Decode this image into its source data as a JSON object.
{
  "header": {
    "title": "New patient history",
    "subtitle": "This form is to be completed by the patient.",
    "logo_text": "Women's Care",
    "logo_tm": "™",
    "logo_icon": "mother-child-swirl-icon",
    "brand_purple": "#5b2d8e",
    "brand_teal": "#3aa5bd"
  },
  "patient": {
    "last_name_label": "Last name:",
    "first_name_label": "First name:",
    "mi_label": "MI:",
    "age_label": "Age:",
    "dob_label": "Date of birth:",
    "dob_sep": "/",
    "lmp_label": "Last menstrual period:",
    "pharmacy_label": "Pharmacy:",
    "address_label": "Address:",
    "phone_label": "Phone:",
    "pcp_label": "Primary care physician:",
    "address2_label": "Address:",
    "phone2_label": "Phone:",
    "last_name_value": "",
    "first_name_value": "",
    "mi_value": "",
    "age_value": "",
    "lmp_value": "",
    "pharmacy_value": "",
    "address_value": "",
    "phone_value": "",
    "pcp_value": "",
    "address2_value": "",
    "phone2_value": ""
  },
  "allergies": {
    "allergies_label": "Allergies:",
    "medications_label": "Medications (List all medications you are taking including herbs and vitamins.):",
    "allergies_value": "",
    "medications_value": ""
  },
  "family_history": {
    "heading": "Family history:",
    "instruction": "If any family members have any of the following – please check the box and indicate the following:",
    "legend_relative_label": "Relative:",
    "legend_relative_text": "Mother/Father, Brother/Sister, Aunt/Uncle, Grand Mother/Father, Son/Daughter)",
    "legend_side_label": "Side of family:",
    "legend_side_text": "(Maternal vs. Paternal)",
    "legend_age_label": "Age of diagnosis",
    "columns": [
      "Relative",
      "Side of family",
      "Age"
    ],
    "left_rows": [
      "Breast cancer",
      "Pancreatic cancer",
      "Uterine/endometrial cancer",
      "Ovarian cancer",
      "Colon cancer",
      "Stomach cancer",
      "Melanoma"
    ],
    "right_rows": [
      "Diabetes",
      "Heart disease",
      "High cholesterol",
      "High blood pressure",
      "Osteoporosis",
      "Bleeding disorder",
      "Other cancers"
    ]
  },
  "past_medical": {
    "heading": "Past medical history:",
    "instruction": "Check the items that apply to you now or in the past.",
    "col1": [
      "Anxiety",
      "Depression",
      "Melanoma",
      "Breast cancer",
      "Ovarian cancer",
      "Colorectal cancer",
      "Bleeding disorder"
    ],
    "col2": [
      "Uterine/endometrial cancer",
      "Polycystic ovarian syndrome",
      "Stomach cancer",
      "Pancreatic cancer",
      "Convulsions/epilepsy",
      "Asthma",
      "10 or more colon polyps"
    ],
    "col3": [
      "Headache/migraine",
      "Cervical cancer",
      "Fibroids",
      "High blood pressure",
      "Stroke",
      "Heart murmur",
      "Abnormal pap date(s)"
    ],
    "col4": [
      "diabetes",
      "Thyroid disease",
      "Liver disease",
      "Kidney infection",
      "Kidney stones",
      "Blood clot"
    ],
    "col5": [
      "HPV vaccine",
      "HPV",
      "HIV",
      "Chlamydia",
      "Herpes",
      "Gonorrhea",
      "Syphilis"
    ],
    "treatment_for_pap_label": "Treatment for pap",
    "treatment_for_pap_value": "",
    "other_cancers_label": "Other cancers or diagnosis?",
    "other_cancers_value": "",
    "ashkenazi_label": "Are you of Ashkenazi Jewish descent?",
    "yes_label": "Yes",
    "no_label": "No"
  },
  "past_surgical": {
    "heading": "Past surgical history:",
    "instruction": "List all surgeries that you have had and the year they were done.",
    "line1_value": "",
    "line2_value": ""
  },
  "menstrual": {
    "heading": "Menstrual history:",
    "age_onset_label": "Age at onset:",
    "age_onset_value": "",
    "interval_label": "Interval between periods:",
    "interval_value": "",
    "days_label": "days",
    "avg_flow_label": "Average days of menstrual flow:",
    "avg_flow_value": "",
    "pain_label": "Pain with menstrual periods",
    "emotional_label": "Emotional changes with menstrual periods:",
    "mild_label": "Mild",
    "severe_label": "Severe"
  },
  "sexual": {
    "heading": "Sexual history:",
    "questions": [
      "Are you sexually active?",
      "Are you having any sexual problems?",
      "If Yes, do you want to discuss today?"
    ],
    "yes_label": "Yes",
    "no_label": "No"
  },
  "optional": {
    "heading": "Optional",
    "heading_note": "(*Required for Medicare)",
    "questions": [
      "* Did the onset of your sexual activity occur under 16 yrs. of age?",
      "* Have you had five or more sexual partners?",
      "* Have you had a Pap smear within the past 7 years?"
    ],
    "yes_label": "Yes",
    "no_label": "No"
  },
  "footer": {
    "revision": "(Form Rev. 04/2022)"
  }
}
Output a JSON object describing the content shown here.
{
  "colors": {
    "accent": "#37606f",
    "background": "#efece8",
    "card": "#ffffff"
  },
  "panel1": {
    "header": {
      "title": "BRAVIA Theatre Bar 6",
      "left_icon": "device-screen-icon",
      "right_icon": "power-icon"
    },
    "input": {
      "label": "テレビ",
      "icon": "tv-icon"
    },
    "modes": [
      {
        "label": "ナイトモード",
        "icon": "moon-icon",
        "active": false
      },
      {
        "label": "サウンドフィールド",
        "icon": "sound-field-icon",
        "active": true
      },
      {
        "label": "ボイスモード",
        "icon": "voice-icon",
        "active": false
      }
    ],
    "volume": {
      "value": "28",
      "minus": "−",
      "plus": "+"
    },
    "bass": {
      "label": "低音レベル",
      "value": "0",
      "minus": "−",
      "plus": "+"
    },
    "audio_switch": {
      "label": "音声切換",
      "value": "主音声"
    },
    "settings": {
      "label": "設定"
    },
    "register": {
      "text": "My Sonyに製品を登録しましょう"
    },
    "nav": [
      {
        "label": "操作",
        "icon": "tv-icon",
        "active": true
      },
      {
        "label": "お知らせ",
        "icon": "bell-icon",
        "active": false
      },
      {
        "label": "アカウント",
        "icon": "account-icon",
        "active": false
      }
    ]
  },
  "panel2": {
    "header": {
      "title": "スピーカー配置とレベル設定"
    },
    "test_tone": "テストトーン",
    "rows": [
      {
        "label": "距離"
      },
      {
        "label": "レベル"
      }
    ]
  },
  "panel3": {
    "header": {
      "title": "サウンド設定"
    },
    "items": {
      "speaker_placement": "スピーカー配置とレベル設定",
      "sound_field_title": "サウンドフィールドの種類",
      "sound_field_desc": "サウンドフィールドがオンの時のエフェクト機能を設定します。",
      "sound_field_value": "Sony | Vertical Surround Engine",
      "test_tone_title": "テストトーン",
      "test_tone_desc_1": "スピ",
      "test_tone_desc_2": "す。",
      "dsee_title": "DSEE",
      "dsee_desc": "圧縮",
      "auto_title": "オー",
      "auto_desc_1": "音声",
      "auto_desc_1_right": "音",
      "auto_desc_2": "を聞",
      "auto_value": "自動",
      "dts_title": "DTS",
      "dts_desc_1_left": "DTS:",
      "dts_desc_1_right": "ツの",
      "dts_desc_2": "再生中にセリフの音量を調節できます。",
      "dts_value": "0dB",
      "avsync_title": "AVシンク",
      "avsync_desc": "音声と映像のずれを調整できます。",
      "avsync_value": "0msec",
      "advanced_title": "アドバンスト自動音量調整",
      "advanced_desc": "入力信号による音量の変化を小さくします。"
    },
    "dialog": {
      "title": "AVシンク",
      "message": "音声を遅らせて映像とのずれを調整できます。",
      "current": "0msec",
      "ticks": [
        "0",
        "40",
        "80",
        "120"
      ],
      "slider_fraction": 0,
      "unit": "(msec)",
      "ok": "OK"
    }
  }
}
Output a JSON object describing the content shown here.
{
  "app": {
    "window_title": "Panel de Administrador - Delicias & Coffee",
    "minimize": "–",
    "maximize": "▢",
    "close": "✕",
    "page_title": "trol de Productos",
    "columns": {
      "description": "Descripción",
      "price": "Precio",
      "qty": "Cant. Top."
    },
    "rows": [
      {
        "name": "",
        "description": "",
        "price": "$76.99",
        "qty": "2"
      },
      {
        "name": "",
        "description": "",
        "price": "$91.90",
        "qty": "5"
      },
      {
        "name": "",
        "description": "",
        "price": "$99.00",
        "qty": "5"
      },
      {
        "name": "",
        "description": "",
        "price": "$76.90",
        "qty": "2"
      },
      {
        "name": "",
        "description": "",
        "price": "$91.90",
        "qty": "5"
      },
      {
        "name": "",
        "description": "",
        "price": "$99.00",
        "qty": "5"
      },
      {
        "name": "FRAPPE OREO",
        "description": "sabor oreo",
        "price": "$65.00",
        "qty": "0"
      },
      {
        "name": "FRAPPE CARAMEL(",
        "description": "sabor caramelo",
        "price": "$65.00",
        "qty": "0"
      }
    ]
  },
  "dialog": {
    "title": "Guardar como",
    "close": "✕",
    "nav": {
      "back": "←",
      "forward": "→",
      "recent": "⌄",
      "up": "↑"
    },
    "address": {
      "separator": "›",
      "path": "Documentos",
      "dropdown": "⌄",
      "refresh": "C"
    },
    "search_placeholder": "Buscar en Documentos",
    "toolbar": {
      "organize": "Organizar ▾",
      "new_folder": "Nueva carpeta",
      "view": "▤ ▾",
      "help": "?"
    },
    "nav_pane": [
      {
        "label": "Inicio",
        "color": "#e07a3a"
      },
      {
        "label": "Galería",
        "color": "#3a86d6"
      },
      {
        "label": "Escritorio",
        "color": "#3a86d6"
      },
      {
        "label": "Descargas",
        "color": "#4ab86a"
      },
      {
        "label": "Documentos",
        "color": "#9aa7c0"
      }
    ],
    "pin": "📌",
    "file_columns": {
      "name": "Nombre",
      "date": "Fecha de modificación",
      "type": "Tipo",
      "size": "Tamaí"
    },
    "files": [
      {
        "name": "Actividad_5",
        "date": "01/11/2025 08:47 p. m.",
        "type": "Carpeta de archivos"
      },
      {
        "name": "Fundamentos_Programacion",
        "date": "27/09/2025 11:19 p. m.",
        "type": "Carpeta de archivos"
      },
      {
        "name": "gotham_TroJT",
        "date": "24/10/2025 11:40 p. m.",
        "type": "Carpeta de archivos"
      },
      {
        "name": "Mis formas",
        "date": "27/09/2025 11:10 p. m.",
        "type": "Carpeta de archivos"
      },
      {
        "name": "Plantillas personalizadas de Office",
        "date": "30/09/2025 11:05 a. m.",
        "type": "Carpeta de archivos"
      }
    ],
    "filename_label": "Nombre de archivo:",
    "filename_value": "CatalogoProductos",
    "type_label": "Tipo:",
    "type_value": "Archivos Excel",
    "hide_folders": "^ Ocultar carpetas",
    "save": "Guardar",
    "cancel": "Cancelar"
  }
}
..........
● EXERCISE BRIEF
Find all the lines containing "disorder" in the material, then copy them.

● OUTPUT FOR THIS EXERCISE
      "Bleeding disorder",
      "Bleeding disorder"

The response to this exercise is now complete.